When assembling large numbers of woven websites together, as is needed for
example by the main Inform repository's GitHub pages, we need to navigate
externally as well as internally: that is, the page for one tool will need
a way to link to pages for other tools.
This is why the |GitHubPages| pattern has a navigation sidebar, to the left
of the main part of each page. The template file contains a special expansion
written |[[Navigation]]|, and this expands to the HTML for a column of links.
The pattern also has a row of breadcrumbs along the top, for navigation within
the current web.
@ By default, Inweb looks for a file called |nav.html| in two directories: the
one above the destination, and the destination. If both exist, they are both
used. If neither exists, the expansion is empty, but no error is produced.
========================================
What you need to do:
[1] Write out the part of the navigation passage from "This is why" up to and including "error is produced.".
[2] In the navigation passage, which names are set off between vertical bars? List each one.
[3] Write what comes next in the passage on navigation between woven websites, starting after its last sentence.
========================================
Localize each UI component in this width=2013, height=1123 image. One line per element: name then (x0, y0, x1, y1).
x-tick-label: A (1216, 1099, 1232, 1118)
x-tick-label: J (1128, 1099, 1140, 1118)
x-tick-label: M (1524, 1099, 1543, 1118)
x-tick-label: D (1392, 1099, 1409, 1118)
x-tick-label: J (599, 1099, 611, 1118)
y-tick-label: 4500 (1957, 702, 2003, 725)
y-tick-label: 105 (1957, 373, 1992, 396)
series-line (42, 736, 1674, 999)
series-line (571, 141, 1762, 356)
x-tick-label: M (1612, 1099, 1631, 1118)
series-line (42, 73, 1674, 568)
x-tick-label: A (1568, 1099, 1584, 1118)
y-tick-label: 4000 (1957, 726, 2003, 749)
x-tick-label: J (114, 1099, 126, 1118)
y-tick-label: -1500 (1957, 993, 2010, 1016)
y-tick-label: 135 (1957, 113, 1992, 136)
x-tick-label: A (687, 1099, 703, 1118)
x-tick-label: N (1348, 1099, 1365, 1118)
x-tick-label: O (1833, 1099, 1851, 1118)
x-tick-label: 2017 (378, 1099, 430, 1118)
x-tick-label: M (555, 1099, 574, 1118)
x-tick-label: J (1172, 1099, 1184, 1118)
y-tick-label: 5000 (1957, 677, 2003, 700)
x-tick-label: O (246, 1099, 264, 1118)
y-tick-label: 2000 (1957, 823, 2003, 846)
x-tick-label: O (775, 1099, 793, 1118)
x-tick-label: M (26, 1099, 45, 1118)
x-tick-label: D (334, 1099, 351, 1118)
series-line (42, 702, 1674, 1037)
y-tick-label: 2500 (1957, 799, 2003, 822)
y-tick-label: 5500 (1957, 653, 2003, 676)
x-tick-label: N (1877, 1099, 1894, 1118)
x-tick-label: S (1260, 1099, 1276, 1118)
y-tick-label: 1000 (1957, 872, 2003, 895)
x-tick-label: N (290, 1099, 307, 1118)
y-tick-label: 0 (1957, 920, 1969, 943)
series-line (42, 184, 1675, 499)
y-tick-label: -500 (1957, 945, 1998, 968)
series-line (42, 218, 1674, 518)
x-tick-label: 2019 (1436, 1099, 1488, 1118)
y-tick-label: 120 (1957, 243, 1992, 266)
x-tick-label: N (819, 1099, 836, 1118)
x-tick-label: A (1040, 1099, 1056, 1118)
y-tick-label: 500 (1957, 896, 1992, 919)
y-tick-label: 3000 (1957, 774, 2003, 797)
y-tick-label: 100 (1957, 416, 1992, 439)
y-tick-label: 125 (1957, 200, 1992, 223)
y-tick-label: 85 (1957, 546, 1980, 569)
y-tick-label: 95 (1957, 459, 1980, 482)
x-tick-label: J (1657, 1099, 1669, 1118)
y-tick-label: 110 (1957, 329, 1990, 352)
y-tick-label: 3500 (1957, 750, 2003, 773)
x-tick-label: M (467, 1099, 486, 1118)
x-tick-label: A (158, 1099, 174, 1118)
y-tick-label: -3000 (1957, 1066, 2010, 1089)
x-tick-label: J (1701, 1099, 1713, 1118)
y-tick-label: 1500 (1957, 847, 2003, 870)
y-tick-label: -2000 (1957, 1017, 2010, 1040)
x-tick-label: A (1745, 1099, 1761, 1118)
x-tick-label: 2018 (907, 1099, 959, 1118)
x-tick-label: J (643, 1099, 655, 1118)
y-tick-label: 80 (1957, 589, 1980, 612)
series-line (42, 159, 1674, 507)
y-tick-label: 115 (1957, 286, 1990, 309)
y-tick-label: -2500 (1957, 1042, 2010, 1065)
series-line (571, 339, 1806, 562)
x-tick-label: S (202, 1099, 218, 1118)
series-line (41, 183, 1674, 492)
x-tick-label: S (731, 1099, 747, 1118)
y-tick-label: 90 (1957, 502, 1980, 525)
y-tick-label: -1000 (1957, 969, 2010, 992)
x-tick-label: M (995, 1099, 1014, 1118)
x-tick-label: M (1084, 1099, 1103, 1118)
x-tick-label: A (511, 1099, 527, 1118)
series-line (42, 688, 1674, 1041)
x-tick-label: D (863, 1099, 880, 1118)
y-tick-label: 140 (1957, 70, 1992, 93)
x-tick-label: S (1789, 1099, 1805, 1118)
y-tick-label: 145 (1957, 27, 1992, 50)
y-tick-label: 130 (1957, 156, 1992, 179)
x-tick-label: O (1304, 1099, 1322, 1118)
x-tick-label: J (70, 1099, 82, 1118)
========================================
Results in order:
[1]
This is why the |GitHubPages| pattern has a navigation sidebar, to the left
of the main part of each page. The template file contains a special expansion
written |[[Navigation]]|, and this expands to the HTML for a column of links.
The pattern also has a row of breadcrumbs along the top, for navigation within
the current web.
@ By default, Inweb looks for a file called |nav.html| in two directories: the
one above the destination, and the destination. If both exist, they are both
used. If neither exists, the expansion is empty, but no error is produced.

[2]
GitHubPages
[[Navigation]]
nav.html

[3]
However, this can be overridden at the command line, with |-navigation N|,
where |N| is the filename for a suitable fragment of navigation HTML, and
it can also be preset in the Colony file (see above).
@ Inweb in fact makes it easy to write such navigation files, providing
commands which mean that little HTML need be written at all. This is the
one which generates the sidebar visible to the left of the pages on the
Inweb |docs| site:
= (text from Figures/nav.txt)
As this shows, there's some HTML for the top left corner area, and then
a list of items and submenus. |[[Link "overview"]]| opens a link to the
colony item called |overview|; |[[URL "inweb"]]| writes a minimal-length
relative URL to reach the named directory, and |[[Docs]]| to the home page
of the Github Docs area for the repository. |[[Menu "External"]]| begins
a submenu among the items. |[[Item "X"]]| makes a menu item whose title is
|X| and which links to the colony item called |X|; |[[Item "Y" -> Z]]| is
more general, and makes the text |Y| point to either an external web page,
recognised by beginning with |http|, or else a web cross-reference. Thus:
= (text)
[[Item "innards" -> //inweb: Programming Languages//]]
=
would make a menu item called "innards" leading to a section in Chapter 4
of the Inweb source.
An item text can begin or end with an icon name, in angle brackets. For
example:
= (text)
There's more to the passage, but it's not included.